## Goal of the exercise
Look through the records below and collect all lines that hold the string "JSON".

──────── Data lines

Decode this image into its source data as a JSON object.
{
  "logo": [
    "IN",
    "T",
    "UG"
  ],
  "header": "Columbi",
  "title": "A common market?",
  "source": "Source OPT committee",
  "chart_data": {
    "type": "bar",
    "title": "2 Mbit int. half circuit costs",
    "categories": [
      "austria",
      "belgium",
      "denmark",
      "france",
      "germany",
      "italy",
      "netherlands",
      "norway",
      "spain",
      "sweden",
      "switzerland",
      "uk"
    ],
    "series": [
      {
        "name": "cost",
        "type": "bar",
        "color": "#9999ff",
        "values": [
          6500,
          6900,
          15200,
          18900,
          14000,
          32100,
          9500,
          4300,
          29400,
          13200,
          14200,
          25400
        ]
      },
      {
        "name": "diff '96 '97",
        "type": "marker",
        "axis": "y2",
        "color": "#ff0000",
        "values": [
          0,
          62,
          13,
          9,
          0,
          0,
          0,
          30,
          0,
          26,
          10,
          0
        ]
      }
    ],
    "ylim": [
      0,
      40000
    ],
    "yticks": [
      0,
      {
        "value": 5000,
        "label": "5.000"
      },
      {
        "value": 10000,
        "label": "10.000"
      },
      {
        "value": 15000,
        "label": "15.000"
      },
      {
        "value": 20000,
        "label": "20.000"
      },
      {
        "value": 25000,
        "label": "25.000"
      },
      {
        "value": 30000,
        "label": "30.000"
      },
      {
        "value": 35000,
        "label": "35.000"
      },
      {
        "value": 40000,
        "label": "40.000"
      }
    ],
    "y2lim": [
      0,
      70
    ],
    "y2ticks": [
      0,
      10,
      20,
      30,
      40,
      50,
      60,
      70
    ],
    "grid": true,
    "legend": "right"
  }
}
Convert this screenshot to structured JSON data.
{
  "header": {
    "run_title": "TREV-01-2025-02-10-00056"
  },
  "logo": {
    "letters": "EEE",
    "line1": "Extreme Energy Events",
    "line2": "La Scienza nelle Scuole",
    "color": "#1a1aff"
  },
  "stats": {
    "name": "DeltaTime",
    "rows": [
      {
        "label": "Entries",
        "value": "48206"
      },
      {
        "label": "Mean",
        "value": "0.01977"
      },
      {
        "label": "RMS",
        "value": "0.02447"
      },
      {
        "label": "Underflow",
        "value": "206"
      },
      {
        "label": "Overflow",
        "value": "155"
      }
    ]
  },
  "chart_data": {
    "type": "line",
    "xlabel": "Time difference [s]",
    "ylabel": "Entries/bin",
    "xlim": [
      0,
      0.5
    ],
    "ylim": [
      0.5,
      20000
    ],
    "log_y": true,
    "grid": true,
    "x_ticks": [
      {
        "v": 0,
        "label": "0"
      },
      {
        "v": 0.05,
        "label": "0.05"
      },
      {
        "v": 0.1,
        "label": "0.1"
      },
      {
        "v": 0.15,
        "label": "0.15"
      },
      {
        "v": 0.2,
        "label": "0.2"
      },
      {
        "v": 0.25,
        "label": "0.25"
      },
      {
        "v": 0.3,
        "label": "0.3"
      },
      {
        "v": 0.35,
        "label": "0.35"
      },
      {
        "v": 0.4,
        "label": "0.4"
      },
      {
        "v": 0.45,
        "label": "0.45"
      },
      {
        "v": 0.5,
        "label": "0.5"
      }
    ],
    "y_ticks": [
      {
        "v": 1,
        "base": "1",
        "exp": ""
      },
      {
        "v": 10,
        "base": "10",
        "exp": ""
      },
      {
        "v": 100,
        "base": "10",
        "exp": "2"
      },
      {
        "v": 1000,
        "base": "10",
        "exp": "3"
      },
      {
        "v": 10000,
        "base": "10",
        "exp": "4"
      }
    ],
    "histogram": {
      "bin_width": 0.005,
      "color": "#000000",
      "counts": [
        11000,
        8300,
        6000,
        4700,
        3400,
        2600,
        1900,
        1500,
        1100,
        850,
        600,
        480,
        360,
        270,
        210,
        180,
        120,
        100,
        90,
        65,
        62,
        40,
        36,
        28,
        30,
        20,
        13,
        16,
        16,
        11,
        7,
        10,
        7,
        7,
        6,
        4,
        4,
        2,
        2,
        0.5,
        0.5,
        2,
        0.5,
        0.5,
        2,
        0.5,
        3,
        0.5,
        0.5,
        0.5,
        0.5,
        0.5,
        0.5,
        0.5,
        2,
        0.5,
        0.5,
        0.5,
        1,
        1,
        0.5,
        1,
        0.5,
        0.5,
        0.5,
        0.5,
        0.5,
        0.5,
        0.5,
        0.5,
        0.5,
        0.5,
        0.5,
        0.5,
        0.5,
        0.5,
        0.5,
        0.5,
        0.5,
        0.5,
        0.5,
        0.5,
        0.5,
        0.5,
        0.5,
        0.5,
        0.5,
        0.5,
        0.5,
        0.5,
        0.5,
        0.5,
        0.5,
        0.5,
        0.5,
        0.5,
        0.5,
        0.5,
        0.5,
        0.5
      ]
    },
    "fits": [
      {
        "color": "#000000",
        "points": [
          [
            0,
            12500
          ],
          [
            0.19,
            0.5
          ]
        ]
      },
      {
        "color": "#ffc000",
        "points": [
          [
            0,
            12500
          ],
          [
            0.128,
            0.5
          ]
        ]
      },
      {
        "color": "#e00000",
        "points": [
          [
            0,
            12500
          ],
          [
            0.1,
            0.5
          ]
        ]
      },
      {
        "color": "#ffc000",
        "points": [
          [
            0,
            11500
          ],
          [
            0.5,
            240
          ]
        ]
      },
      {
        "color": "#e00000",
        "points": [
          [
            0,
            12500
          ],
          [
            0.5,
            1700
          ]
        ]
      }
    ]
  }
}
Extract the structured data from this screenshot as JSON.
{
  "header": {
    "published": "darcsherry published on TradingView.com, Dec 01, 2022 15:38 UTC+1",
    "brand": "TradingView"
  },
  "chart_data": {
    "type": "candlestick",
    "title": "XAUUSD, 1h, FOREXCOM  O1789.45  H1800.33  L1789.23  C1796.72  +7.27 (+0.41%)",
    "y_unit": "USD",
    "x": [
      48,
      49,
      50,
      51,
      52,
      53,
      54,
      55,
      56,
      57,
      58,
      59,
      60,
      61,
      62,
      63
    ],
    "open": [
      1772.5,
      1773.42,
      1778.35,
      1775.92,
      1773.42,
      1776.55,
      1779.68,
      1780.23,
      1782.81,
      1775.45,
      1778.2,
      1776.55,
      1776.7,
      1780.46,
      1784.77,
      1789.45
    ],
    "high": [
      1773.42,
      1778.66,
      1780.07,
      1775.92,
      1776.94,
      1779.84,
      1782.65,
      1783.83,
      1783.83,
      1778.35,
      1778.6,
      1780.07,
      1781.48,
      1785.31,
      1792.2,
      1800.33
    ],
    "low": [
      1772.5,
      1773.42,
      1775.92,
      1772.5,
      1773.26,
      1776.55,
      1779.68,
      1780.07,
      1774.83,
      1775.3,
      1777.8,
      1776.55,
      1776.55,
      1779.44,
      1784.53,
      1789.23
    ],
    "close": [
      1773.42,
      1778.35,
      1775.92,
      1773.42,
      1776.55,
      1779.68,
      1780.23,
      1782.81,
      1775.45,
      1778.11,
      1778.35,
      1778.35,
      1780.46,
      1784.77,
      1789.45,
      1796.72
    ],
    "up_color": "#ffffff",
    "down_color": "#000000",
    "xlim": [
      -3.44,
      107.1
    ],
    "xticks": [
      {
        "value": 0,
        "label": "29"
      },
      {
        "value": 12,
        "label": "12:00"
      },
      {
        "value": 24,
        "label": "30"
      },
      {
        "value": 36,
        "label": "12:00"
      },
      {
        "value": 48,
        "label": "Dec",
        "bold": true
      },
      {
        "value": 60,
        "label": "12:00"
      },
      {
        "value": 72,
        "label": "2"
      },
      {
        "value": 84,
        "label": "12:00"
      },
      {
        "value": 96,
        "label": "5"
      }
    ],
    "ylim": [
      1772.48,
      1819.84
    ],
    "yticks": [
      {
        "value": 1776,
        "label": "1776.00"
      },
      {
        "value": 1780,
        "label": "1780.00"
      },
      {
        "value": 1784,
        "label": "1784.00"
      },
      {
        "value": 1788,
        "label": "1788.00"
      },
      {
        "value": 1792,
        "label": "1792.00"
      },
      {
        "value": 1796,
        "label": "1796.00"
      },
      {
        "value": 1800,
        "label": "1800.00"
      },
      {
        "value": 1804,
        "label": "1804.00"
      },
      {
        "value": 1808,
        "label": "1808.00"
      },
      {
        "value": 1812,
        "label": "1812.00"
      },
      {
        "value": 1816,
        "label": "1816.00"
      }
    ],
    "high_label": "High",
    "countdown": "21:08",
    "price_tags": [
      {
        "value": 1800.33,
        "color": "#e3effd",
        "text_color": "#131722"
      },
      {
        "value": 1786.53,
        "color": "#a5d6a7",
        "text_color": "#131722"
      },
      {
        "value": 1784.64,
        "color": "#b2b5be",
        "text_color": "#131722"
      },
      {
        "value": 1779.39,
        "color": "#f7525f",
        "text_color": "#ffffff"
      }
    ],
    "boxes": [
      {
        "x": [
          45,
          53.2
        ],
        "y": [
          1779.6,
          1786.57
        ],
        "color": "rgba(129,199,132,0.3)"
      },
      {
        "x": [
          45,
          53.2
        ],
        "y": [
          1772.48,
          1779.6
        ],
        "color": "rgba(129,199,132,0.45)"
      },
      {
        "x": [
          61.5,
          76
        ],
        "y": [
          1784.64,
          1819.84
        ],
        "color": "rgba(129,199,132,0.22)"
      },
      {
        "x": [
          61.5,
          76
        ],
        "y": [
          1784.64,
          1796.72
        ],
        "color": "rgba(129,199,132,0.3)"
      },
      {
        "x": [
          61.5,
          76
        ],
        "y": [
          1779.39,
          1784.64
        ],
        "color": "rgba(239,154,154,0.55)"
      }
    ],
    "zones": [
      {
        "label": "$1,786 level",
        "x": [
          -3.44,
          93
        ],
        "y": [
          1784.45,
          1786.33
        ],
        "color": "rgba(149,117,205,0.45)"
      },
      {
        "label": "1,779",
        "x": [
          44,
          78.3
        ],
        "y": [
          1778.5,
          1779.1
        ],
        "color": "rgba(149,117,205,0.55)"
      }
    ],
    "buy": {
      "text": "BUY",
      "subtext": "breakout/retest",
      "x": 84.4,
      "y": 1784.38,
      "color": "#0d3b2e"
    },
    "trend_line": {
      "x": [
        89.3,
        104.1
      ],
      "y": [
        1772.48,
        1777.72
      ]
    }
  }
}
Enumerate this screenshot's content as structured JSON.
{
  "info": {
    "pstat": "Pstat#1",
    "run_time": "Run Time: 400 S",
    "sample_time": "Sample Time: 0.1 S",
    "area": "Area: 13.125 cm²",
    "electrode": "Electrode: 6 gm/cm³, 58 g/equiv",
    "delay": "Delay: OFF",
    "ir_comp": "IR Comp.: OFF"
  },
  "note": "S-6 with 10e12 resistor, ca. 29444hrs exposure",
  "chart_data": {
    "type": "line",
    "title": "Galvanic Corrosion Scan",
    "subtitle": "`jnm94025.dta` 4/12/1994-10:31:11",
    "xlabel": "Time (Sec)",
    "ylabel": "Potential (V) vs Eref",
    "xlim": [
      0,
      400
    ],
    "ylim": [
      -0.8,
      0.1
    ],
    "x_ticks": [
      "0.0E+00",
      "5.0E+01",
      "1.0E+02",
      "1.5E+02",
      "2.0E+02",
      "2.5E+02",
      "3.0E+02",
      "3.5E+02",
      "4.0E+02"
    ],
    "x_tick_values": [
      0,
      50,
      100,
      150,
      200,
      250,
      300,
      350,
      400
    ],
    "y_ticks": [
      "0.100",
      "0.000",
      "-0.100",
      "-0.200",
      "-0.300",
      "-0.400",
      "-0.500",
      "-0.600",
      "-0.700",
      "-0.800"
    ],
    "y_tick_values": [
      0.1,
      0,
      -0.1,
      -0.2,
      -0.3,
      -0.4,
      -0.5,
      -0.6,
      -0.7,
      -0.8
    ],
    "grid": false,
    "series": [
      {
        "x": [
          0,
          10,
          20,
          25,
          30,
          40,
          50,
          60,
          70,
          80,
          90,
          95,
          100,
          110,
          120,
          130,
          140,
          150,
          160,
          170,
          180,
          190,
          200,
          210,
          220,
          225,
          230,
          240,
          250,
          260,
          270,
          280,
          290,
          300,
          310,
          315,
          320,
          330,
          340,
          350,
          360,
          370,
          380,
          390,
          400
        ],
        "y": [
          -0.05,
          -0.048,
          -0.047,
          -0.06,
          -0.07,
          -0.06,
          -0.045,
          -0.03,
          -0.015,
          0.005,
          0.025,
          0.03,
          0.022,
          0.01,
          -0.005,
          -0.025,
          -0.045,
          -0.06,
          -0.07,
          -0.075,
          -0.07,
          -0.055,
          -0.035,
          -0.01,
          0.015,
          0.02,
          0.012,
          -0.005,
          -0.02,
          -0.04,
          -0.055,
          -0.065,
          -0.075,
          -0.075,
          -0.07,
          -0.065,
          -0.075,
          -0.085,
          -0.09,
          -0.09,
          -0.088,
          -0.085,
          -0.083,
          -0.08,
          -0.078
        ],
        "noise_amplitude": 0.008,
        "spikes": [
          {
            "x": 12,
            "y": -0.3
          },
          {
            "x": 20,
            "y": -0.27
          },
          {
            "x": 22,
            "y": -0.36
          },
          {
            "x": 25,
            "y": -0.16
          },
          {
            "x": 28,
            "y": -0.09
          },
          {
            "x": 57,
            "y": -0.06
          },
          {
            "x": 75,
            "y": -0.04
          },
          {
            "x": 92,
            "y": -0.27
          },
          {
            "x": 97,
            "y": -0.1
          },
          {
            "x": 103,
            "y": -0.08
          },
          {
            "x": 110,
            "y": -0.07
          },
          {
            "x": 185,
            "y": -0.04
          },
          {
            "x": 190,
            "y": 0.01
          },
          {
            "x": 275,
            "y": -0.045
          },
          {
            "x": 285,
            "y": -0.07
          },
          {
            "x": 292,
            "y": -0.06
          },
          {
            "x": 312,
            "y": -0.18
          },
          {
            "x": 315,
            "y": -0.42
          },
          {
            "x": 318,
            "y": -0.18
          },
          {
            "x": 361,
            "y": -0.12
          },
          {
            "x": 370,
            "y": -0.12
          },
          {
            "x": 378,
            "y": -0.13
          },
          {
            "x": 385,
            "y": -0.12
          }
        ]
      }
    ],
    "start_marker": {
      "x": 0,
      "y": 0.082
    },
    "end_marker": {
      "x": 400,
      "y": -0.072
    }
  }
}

────────────────

## Solution
Decode this image into its source data as a JSON object.
Convert this screenshot to structured JSON data.
Extract the structured data from this screenshot as JSON.
Enumerate this screenshot's content as structured JSON.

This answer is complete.